Stated task | Find each line containing the string "document" and return it.

(Source records)
>>
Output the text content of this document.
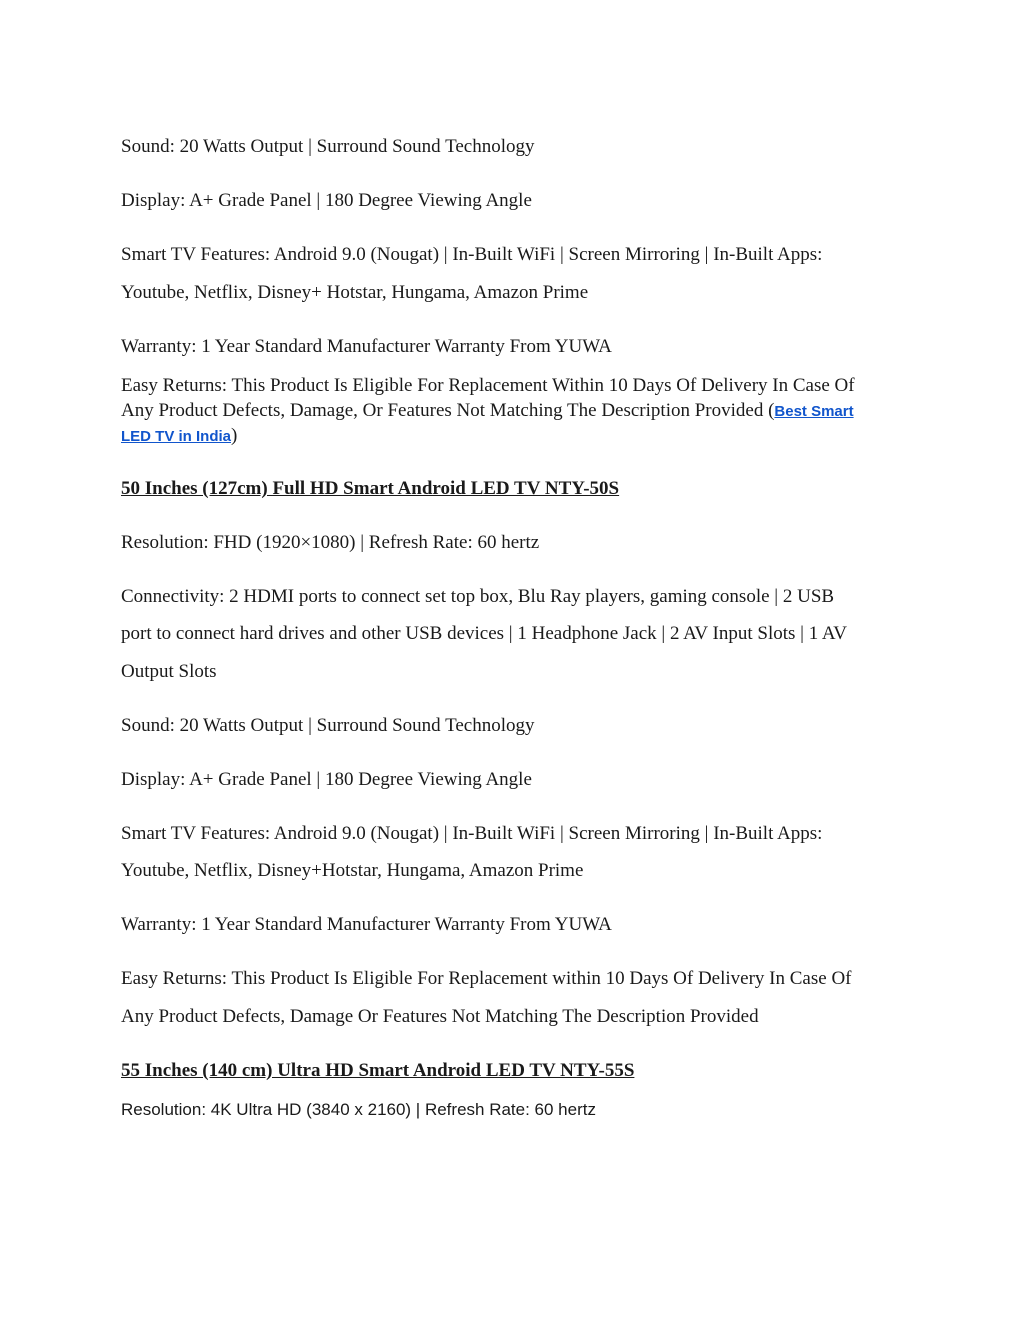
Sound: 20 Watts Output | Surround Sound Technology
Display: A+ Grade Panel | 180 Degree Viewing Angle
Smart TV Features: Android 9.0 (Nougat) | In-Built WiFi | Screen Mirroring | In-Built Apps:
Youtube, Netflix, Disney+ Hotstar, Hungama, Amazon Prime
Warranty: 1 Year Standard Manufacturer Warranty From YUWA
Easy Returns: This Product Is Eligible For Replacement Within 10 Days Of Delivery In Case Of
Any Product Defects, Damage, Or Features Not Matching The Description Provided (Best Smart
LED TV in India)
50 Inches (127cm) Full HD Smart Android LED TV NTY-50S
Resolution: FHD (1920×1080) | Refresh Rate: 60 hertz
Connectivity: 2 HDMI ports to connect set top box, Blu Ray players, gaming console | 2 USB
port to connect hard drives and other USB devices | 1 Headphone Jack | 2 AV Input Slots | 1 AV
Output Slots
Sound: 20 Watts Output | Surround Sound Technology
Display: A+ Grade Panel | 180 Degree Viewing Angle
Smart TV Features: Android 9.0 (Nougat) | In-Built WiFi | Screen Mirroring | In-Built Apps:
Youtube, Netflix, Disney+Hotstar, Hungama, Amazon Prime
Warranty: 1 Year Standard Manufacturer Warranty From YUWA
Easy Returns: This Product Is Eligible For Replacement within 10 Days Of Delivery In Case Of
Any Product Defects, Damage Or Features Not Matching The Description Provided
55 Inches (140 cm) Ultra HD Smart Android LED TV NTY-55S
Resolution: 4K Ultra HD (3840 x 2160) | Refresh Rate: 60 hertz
<<
>>
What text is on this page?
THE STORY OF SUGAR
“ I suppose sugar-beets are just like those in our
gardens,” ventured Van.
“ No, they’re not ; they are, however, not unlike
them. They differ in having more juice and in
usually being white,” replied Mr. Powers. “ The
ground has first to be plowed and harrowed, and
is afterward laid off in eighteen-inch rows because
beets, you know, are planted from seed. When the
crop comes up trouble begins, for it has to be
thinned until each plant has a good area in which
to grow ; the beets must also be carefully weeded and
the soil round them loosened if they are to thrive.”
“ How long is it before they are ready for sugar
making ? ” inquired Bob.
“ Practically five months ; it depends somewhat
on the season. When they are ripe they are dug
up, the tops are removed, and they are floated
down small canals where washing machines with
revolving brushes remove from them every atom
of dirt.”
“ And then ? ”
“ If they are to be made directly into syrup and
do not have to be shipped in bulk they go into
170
<<
>>
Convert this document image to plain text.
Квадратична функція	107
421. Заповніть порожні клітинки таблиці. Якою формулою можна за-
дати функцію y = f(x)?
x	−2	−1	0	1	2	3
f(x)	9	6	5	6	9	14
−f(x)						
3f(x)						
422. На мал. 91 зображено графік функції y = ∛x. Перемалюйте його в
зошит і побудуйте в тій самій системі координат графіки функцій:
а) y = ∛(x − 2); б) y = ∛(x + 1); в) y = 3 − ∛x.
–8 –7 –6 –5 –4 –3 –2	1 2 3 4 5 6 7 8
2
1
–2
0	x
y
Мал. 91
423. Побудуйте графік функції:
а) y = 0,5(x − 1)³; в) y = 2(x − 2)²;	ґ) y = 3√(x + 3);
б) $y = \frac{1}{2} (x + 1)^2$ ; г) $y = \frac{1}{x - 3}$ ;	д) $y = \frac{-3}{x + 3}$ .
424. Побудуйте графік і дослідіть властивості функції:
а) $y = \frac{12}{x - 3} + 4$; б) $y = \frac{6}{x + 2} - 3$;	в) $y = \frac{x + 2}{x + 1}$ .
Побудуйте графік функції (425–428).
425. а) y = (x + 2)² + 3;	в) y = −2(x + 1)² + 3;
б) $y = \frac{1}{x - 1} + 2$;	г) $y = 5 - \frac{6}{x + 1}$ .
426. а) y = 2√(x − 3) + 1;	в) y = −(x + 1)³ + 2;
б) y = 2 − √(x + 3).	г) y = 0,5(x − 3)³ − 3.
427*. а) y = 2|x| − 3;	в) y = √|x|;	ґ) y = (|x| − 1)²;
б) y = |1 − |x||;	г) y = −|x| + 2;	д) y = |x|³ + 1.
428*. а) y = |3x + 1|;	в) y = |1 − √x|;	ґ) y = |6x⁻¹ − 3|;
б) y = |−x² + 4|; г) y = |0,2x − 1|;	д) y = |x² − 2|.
<<
Exercise response |
Output the text content of this document.
Convert this document image to plain text.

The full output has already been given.